## begin Provided data

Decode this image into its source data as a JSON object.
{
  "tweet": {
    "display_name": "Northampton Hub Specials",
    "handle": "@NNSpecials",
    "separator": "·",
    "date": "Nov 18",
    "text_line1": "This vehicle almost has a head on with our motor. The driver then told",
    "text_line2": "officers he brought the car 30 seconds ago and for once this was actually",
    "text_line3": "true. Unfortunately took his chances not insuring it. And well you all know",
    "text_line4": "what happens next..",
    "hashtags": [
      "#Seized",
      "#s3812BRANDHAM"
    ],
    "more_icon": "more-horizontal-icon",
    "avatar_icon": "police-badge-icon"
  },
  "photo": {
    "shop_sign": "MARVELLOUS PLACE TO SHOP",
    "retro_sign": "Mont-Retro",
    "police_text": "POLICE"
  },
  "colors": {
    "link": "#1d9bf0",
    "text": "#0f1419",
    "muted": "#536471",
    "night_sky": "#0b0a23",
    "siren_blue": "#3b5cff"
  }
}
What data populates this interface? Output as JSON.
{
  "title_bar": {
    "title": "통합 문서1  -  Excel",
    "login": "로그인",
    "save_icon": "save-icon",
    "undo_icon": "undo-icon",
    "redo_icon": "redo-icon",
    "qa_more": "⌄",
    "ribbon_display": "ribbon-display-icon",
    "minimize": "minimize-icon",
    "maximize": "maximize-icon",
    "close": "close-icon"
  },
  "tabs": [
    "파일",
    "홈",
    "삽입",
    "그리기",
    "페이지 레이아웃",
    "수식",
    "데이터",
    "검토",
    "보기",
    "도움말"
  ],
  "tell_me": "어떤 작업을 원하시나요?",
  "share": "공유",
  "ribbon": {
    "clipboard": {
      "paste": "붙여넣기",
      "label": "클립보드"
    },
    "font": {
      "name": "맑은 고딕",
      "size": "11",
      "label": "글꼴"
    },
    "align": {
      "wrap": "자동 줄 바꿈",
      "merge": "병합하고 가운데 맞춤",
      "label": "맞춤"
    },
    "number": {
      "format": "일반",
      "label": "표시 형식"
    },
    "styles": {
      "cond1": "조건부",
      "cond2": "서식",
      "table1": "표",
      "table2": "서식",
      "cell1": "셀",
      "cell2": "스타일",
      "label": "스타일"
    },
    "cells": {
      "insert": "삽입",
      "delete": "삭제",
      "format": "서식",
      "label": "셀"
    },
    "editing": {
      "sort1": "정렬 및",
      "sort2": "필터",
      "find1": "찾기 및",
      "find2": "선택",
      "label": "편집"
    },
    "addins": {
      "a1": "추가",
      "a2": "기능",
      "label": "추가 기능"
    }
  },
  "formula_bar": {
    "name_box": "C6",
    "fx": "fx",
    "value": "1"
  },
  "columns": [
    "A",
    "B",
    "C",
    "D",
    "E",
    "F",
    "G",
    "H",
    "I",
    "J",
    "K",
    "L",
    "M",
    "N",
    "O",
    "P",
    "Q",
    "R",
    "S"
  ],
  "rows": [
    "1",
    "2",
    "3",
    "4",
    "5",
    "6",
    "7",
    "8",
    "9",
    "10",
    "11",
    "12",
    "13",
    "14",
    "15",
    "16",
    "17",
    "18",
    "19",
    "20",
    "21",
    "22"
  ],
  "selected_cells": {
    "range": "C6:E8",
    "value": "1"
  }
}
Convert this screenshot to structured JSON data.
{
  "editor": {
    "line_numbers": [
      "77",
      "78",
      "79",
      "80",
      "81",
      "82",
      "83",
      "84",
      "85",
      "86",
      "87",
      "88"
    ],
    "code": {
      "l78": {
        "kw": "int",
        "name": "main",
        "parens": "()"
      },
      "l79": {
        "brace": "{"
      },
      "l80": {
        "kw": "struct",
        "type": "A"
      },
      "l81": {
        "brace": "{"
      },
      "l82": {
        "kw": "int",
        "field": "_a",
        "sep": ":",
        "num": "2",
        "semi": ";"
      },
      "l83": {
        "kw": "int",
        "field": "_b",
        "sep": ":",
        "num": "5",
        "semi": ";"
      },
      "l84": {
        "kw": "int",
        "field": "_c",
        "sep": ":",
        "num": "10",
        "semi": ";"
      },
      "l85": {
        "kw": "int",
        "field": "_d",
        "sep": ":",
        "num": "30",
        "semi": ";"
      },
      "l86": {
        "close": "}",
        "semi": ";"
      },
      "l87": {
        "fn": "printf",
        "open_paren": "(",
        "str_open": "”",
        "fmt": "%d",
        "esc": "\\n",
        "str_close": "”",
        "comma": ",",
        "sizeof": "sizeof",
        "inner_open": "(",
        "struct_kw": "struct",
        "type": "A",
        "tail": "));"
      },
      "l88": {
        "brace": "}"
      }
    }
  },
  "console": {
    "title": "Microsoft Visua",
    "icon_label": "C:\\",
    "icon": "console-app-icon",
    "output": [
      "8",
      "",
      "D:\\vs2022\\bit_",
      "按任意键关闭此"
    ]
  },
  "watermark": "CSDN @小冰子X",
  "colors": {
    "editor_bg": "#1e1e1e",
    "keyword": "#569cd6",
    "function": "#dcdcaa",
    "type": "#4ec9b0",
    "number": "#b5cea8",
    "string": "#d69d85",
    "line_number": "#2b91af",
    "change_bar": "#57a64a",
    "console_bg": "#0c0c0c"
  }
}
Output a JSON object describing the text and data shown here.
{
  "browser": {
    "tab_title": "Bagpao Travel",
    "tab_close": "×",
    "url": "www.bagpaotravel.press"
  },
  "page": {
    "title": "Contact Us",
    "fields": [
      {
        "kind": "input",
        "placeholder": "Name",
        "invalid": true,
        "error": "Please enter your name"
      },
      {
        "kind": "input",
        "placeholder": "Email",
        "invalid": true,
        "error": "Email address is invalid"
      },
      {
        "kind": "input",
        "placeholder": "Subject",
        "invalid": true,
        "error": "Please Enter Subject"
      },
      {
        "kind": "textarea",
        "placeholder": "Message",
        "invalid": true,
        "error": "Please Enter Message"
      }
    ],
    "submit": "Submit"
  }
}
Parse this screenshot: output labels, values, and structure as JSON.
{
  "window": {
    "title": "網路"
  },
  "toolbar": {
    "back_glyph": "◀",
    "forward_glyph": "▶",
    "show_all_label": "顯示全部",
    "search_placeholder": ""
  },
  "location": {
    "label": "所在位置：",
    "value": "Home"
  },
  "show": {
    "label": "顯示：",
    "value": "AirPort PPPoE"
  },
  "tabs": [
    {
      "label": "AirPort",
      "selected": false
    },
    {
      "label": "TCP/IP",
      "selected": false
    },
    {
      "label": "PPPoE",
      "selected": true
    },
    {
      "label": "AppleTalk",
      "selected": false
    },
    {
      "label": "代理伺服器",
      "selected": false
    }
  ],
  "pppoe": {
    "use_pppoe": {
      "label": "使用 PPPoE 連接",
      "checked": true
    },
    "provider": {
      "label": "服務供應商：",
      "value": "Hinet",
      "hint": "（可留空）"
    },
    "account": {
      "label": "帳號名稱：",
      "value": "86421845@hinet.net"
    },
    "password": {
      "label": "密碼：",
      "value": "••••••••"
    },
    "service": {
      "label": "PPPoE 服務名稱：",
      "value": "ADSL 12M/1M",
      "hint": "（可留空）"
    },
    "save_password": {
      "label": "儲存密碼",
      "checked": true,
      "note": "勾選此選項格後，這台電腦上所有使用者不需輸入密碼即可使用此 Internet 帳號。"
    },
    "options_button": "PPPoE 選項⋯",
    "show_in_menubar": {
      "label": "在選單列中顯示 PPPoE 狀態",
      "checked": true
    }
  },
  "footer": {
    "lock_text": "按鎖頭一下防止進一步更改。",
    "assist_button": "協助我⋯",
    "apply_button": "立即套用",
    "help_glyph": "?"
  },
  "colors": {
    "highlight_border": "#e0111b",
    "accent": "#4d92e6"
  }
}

## end Provided data

* [Exercise task]: Exactly as they are written, print the entries again.

* [Answer to the problem]:
Decode this image into its source data as a JSON object.
{
  "tweet": {
    "display_name": "Northampton Hub Specials",
    "handle": "@NNSpecials",
    "separator": "·",
    "date": "Nov 18",
    "text_line1": "This vehicle almost has a head on with our motor. The driver then told",
    "text_line2": "officers he brought the car 30 seconds ago and for once this was actually",
    "text_line3": "true. Unfortunately took his chances not insuring it. And well you all know",
    "text_line4": "what happens next..",
    "hashtags": [
      "#Seized",
      "#s3812BRANDHAM"
    ],
    "more_icon": "more-horizontal-icon",
    "avatar_icon": "police-badge-icon"
  },
  "photo": {
    "shop_sign": "MARVELLOUS PLACE TO SHOP",
    "retro_sign": "Mont-Retro",
    "police_text": "POLICE"
  },
  "colors": {
    "link": "#1d9bf0",
    "text": "#0f1419",
    "muted": "#536471",
    "night_sky": "#0b0a23",
    "siren_blue": "#3b5cff"
  }
}
What data populates this interface? Output as JSON.
{
  "title_bar": {
    "title": "통합 문서1  -  Excel",
    "login": "로그인",
    "save_icon": "save-icon",
    "undo_icon": "undo-icon",
    "redo_icon": "redo-icon",
    "qa_more": "⌄",
    "ribbon_display": "ribbon-display-icon",
    "minimize": "minimize-icon",
    "maximize": "maximize-icon",
    "close": "close-icon"
  },
  "tabs": [
    "파일",
    "홈",
    "삽입",
    "그리기",
    "페이지 레이아웃",
    "수식",
    "데이터",
    "검토",
    "보기",
    "도움말"
  ],
  "tell_me": "어떤 작업을 원하시나요?",
  "share": "공유",
  "ribbon": {
    "clipboard": {
      "paste": "붙여넣기",
      "label": "클립보드"
    },
    "font": {
      "name": "맑은 고딕",
      "size": "11",
      "label": "글꼴"
    },
    "align": {
      "wrap": "자동 줄 바꿈",
      "merge": "병합하고 가운데 맞춤",
      "label": "맞춤"
    },
    "number": {
      "format": "일반",
      "label": "표시 형식"
    },
    "styles": {
      "cond1": "조건부",
      "cond2": "서식",
      "table1": "표",
      "table2": "서식",
      "cell1": "셀",
      "cell2": "스타일",
      "label": "스타일"
    },
    "cells": {
      "insert": "삽입",
      "delete": "삭제",
      "format": "서식",
      "label": "셀"
    },
    "editing": {
      "sort1": "정렬 및",
      "sort2": "필터",
      "find1": "찾기 및",
      "find2": "선택",
      "label": "편집"
    },
    "addins": {
      "a1": "추가",
      "a2": "기능",
      "label": "추가 기능"
    }
  },
  "formula_bar": {
    "name_box": "C6",
    "fx": "fx",
    "value": "1"
  },
  "columns": [
    "A",
    "B",
    "C",
    "D",
    "E",
    "F",
    "G",
    "H",
    "I",
    "J",
    "K",
    "L",
    "M",
    "N",
    "O",
    "P",
    "Q",
    "R",
    "S"
  ],
  "rows": [
    "1",
    "2",
    "3",
    "4",
    "5",
    "6",
    "7",
    "8",
    "9",
    "10",
    "11",
    "12",
    "13",
    "14",
    "15",
    "16",
    "17",
    "18",
    "19",
    "20",
    "21",
    "22"
  ],
  "selected_cells": {
    "range": "C6:E8",
    "value": "1"
  }
}
Convert this screenshot to structured JSON data.
{
  "editor": {
    "line_numbers": [
      "77",
      "78",
      "79",
      "80",
      "81",
      "82",
      "83",
      "84",
      "85",
      "86",
      "87",
      "88"
    ],
    "code": {
      "l78": {
        "kw": "int",
        "name": "main",
        "parens": "()"
      },
      "l79": {
        "brace": "{"
      },
      "l80": {
        "kw": "struct",
        "type": "A"
      },
      "l81": {
        "brace": "{"
      },
      "l82": {
        "kw": "int",
        "field": "_a",
        "sep": ":",
        "num": "2",
        "semi": ";"
      },
      "l83": {
        "kw": "int",
        "field": "_b",
        "sep": ":",
        "num": "5",
        "semi": ";"
      },
      "l84": {
        "kw": "int",
        "field": "_c",
        "sep": ":",
        "num": "10",
        "semi": ";"
      },
      "l85": {
        "kw": "int",
        "field": "_d",
        "sep": ":",
        "num": "30",
        "semi": ";"
      },
      "l86": {
        "close": "}",
        "semi": ";"
      },
      "l87": {
        "fn": "printf",
        "open_paren": "(",
        "str_open": "”",
        "fmt": "%d",
        "esc": "\\n",
        "str_close": "”",
        "comma": ",",
        "sizeof": "sizeof",
        "inner_open": "(",
        "struct_kw": "struct",
        "type": "A",
        "tail": "));"
      },
      "l88": {
        "brace": "}"
      }
    }
  },
  "console": {
    "title": "Microsoft Visua",
    "icon_label": "C:\\",
    "icon": "console-app-icon",
    "output": [
      "8",
      "",
      "D:\\vs2022\\bit_",
      "按任意键关闭此"
    ]
  },
  "watermark": "CSDN @小冰子X",
  "colors": {
    "editor_bg": "#1e1e1e",
    "keyword": "#569cd6",
    "function": "#dcdcaa",
    "type": "#4ec9b0",
    "number": "#b5cea8",
    "string": "#d69d85",
    "line_number": "#2b91af",
    "change_bar": "#57a64a",
    "console_bg": "#0c0c0c"
  }
}
Output a JSON object describing the text and data shown here.
{
  "browser": {
    "tab_title": "Bagpao Travel",
    "tab_close": "×",
    "url": "www.bagpaotravel.press"
  },
  "page": {
    "title": "Contact Us",
    "fields": [
      {
        "kind": "input",
        "placeholder": "Name",
        "invalid": true,
        "error": "Please enter your name"
      },
      {
        "kind": "input",
        "placeholder": "Email",
        "invalid": true,
        "error": "Email address is invalid"
      },
      {
        "kind": "input",
        "placeholder": "Subject",
        "invalid": true,
        "error": "Please Enter Subject"
      },
      {
        "kind": "textarea",
        "placeholder": "Message",
        "invalid": true,
        "error": "Please Enter Message"
      }
    ],
    "submit": "Submit"
  }
}
Parse this screenshot: output labels, values, and structure as JSON.
{
  "window": {
    "title": "網路"
  },
  "toolbar": {
    "back_glyph": "◀",
    "forward_glyph": "▶",
    "show_all_label": "顯示全部",
    "search_placeholder": ""
  },
  "location": {
    "label": "所在位置：",
    "value": "Home"
  },
  "show": {
    "label": "顯示：",
    "value": "AirPort PPPoE"
  },
  "tabs": [
    {
      "label": "AirPort",
      "selected": false
    },
    {
      "label": "TCP/IP",
      "selected": false
    },
    {
      "label": "PPPoE",
      "selected": true
    },
    {
      "label": "AppleTalk",
      "selected": false
    },
    {
      "label": "代理伺服器",
      "selected": false
    }
  ],
  "pppoe": {
    "use_pppoe": {
      "label": "使用 PPPoE 連接",
      "checked": true
    },
    "provider": {
      "label": "服務供應商：",
      "value": "Hinet",
      "hint": "（可留空）"
    },
    "account": {
      "label": "帳號名稱：",
      "value": "86421845@hinet.net"
    },
    "password": {
      "label": "密碼：",
      "value": "••••••••"
    },
    "service": {
      "label": "PPPoE 服務名稱：",
      "value": "ADSL 12M/1M",
      "hint": "（可留空）"
    },
    "save_password": {
      "label": "儲存密碼",
      "checked": true,
      "note": "勾選此選項格後，這台電腦上所有使用者不需輸入密碼即可使用此 Internet 帳號。"
    },
    "options_button": "PPPoE 選項⋯",
    "show_in_menubar": {
      "label": "在選單列中顯示 PPPoE 狀態",
      "checked": true
    }
  },
  "footer": {
    "lock_text": "按鎖頭一下防止進一步更改。",
    "assist_button": "協助我⋯",
    "apply_button": "立即套用",
    "help_glyph": "?"
  },
  "colors": {
    "highlight_border": "#e0111b",
    "accent": "#4d92e6"
  }
}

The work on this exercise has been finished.